Dataset records on visual material

________________________________________

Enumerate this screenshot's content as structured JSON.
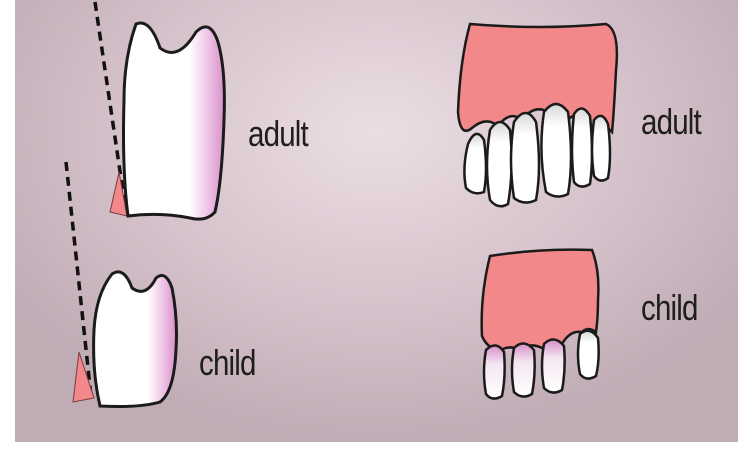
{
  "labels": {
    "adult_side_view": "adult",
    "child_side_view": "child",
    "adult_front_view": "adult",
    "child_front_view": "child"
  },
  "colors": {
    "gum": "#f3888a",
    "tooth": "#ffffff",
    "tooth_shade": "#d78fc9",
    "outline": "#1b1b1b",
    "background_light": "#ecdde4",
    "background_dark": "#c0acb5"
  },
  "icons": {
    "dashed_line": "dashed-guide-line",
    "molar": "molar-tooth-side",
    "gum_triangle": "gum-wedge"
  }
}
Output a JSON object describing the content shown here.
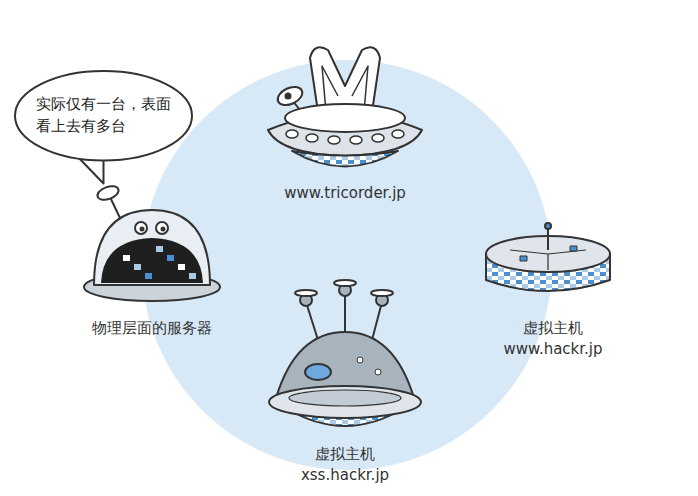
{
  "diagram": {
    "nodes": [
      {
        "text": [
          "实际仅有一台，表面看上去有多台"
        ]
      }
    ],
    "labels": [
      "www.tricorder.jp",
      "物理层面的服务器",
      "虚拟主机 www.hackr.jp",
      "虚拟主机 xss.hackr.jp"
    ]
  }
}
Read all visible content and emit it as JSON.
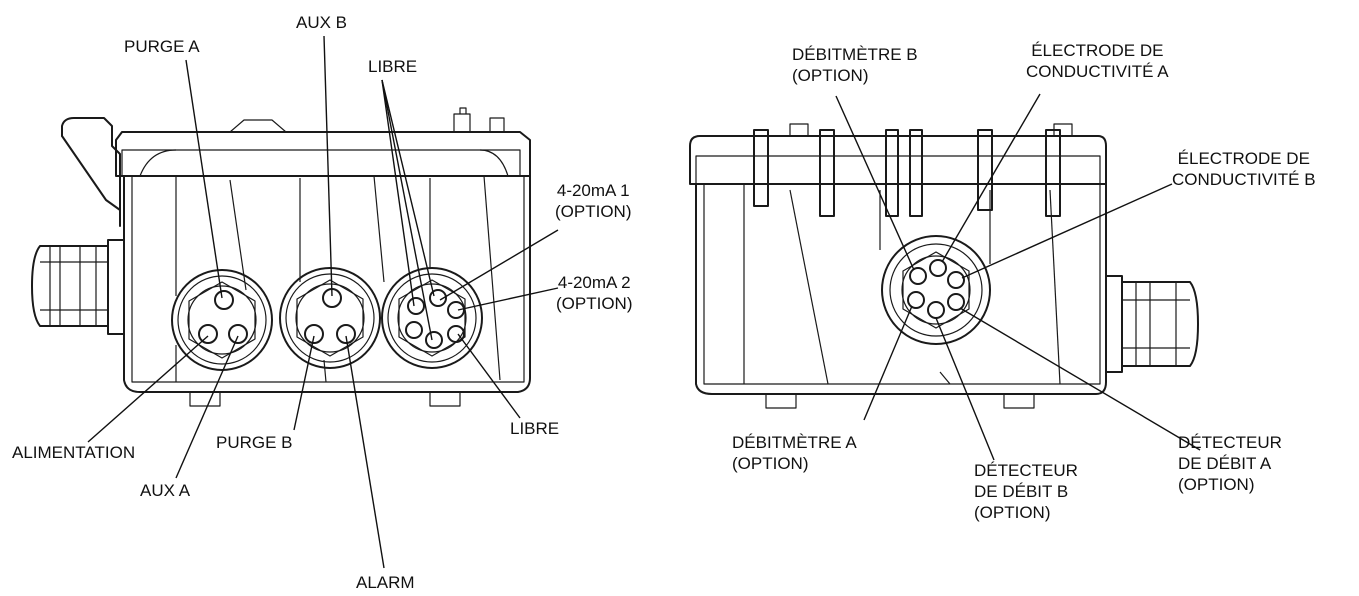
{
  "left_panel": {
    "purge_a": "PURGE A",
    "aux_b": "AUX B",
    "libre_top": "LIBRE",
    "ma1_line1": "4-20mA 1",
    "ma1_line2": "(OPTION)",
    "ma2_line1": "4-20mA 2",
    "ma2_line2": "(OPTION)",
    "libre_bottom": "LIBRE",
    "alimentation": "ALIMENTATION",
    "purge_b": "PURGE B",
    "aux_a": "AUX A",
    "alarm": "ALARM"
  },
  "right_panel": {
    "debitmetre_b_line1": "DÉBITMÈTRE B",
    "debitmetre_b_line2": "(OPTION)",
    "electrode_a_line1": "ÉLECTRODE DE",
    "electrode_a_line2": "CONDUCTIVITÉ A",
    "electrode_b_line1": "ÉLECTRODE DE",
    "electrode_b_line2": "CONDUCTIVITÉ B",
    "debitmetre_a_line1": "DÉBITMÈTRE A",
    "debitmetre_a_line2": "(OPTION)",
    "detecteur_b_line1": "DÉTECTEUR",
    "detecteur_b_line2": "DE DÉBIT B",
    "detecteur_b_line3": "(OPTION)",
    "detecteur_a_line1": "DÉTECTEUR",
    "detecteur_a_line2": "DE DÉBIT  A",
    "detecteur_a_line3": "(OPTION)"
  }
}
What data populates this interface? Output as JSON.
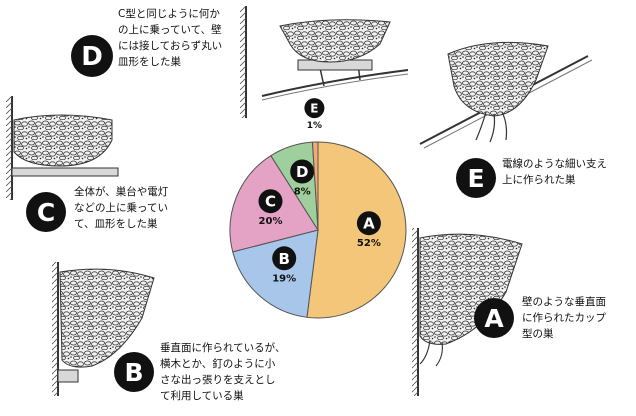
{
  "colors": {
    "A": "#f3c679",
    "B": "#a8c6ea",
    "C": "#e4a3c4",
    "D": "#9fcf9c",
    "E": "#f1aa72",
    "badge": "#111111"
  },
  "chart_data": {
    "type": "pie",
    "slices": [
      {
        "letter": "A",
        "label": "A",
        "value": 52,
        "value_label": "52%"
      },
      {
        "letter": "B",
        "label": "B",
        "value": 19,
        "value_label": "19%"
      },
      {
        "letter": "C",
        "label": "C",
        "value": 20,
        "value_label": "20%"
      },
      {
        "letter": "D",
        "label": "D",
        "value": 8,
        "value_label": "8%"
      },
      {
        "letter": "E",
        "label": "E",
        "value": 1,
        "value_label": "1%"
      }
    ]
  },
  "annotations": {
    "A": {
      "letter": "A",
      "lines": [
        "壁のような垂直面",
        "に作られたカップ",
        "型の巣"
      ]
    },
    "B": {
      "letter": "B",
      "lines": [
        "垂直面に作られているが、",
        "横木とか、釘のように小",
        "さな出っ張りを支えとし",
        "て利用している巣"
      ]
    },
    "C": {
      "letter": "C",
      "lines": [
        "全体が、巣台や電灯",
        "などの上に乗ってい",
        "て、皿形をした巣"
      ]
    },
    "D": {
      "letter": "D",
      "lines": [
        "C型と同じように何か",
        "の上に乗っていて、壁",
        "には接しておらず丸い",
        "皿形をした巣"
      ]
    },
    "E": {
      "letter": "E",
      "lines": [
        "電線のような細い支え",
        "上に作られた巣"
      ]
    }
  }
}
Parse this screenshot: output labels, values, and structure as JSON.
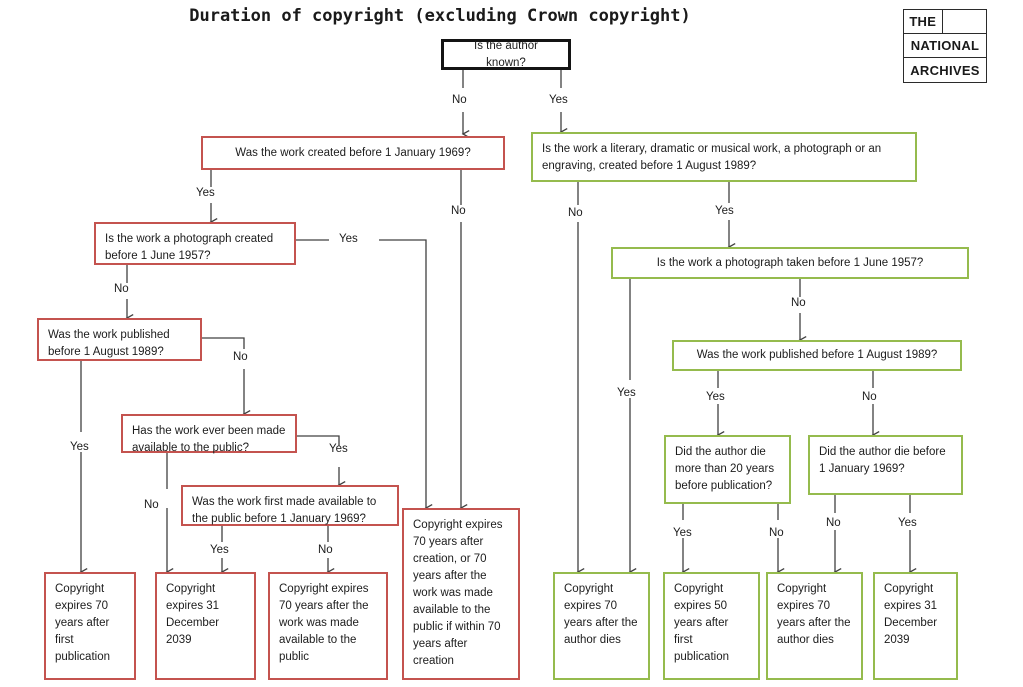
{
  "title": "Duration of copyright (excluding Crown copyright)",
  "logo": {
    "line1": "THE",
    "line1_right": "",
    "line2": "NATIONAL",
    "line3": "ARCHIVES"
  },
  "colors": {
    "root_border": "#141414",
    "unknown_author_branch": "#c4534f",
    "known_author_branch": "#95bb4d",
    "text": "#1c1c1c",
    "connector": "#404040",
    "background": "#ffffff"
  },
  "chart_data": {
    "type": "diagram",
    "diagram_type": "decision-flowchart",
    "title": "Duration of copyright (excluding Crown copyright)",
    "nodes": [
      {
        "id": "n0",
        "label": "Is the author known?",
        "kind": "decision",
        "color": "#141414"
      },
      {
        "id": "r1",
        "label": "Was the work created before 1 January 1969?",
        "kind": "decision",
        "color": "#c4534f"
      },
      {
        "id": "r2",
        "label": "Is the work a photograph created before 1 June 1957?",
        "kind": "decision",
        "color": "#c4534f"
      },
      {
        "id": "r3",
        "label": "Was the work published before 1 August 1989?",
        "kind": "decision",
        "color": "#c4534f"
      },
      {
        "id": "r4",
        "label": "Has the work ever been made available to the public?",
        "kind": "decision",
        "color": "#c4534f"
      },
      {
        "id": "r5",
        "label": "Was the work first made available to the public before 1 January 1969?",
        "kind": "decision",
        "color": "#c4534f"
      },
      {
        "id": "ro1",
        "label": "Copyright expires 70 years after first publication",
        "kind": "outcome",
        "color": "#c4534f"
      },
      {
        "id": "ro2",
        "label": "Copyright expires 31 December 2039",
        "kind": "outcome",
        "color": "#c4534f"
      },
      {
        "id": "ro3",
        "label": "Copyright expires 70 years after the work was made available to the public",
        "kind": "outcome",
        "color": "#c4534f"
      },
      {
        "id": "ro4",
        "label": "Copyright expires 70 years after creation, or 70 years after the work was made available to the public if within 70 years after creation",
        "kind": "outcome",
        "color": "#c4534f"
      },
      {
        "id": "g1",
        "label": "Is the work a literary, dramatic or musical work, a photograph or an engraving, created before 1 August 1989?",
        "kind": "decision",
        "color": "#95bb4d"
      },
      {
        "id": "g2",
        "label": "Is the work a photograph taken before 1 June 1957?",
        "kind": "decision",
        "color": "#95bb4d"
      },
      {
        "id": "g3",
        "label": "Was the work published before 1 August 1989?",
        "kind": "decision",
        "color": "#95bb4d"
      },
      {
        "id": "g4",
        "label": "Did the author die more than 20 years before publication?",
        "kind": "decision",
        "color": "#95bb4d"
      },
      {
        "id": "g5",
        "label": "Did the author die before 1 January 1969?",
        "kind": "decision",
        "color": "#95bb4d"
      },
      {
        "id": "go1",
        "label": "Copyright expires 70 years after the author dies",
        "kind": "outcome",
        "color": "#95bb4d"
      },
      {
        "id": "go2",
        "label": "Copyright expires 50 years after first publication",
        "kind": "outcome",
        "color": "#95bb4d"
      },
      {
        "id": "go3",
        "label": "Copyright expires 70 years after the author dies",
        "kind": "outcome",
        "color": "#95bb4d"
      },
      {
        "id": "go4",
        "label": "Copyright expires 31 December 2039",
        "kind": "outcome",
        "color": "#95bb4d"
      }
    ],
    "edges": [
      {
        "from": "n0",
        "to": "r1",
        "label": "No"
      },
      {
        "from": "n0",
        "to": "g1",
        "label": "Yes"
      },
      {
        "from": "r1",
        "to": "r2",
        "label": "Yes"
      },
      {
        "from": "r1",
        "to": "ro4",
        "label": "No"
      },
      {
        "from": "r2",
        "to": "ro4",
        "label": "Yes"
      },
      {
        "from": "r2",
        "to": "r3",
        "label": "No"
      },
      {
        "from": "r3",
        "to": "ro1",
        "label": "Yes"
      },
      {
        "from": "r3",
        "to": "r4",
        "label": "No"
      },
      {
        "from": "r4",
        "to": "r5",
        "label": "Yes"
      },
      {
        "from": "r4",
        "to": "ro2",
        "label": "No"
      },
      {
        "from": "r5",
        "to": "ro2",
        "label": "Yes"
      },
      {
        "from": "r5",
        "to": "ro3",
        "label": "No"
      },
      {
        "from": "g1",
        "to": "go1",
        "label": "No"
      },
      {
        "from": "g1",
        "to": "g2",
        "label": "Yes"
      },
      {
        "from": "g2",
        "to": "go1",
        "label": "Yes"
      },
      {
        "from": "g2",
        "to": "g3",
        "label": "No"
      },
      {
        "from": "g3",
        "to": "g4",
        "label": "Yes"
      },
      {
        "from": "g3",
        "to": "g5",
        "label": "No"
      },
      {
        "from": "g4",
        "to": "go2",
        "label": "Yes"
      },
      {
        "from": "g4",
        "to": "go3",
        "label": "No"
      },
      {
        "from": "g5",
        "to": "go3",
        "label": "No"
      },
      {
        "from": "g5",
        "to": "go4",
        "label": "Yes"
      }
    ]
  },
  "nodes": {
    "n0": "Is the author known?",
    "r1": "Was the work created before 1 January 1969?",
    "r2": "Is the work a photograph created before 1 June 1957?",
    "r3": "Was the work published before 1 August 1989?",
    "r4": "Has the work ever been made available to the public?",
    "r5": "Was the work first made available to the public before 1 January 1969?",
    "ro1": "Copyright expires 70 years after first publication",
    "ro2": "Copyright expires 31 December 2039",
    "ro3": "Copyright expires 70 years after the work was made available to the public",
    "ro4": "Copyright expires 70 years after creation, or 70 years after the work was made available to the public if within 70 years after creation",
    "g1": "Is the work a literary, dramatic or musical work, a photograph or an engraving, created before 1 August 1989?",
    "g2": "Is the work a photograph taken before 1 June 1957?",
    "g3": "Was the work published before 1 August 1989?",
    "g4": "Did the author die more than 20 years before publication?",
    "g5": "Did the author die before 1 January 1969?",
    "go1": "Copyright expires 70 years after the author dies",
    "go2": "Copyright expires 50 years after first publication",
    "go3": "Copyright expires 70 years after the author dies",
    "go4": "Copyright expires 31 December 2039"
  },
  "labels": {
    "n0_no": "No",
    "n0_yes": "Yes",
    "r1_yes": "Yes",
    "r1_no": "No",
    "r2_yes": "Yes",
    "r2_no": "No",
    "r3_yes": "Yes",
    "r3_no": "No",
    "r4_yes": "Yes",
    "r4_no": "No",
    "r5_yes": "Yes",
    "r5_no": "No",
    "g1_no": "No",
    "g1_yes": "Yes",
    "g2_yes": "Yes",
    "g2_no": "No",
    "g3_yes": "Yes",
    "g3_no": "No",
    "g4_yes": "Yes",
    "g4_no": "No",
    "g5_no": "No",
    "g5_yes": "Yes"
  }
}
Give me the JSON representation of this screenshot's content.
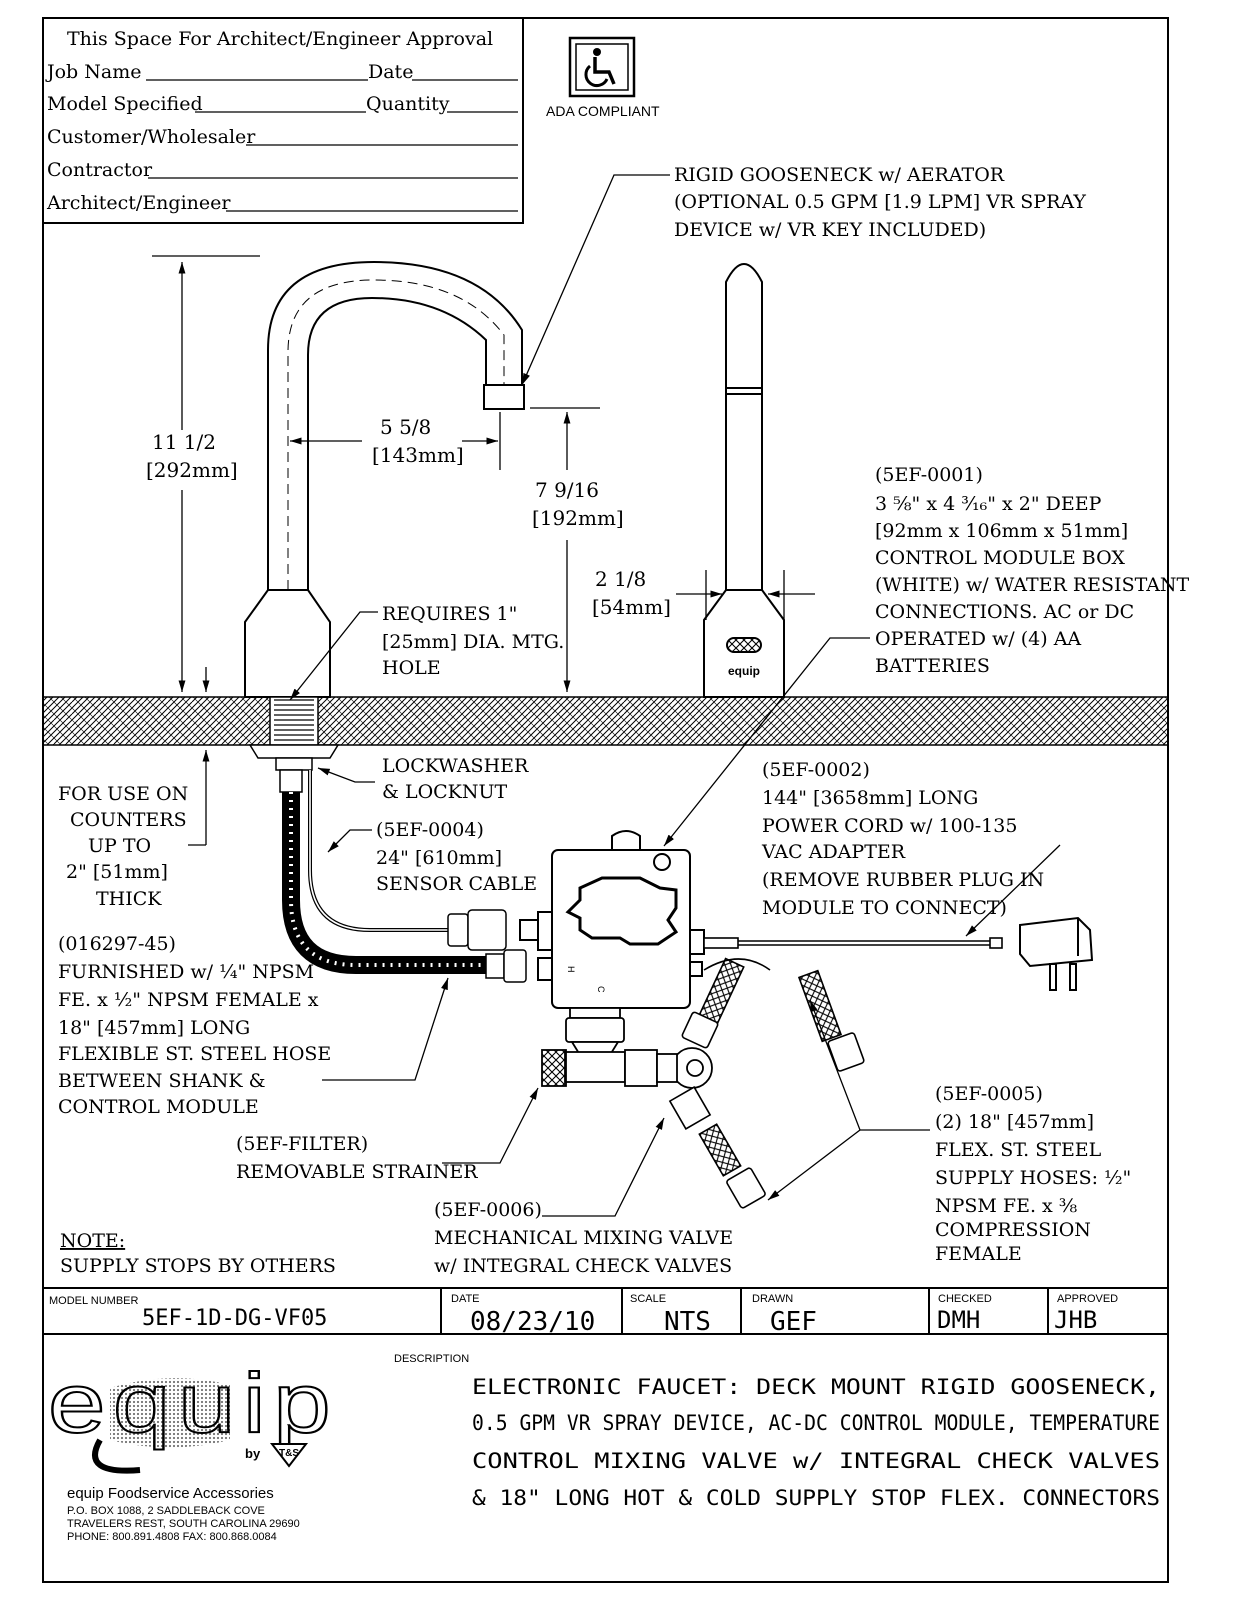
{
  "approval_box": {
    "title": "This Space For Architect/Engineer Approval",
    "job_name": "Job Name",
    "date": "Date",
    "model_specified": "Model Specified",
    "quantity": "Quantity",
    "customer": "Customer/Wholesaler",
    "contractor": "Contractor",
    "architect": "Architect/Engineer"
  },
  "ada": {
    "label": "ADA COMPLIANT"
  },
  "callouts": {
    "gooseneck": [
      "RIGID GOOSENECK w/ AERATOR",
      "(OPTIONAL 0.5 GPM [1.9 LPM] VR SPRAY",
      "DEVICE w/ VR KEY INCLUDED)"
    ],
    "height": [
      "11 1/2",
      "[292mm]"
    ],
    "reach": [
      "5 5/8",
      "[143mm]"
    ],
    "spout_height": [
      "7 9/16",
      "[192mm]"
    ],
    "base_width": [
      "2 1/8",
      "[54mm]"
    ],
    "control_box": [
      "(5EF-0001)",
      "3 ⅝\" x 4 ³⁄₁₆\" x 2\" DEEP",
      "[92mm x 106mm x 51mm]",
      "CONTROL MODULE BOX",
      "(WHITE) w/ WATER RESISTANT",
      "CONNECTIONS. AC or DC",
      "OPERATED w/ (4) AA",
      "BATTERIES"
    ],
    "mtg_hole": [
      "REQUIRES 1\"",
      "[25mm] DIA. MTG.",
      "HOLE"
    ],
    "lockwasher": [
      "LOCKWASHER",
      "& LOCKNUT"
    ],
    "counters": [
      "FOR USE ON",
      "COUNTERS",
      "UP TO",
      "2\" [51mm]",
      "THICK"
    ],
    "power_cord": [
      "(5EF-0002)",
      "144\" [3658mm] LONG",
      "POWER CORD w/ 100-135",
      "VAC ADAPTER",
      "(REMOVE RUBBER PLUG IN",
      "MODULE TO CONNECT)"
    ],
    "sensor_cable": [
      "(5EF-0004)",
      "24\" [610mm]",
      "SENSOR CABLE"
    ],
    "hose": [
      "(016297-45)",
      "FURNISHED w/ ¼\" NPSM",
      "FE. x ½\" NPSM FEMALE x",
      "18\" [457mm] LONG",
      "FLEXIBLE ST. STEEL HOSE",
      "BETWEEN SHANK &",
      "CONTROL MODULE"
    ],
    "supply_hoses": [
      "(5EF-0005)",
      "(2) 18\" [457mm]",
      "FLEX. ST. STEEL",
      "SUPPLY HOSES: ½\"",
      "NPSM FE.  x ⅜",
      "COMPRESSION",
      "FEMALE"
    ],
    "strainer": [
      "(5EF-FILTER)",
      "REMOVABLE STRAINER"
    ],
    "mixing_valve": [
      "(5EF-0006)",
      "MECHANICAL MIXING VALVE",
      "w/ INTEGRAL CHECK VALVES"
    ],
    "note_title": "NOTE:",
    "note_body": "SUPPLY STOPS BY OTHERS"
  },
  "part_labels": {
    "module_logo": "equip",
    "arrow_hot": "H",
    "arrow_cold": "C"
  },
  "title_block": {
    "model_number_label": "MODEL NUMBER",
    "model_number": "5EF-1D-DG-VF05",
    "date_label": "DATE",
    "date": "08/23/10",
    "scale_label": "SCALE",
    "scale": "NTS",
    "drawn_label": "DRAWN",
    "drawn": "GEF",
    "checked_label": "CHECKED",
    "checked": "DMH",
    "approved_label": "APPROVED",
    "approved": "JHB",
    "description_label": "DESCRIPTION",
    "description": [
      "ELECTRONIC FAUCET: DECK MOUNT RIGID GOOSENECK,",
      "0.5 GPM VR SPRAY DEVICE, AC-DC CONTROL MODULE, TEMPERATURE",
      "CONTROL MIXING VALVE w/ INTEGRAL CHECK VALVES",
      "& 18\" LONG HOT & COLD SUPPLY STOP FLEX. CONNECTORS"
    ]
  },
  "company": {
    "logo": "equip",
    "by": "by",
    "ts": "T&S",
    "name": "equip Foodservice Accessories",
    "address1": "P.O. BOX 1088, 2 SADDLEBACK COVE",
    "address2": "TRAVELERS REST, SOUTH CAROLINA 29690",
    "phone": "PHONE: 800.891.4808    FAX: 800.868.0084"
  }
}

________________________________________

-- JOB --
Filter the entries above down to the lines containing the word "LONG".

-- THE OUTPUT --
      "144\" [3658mm] LONG",
      "18\" [457mm] LONG",
      "& 18\" LONG HOT & COLD SUPPLY STOP FLEX. CONNECTORS"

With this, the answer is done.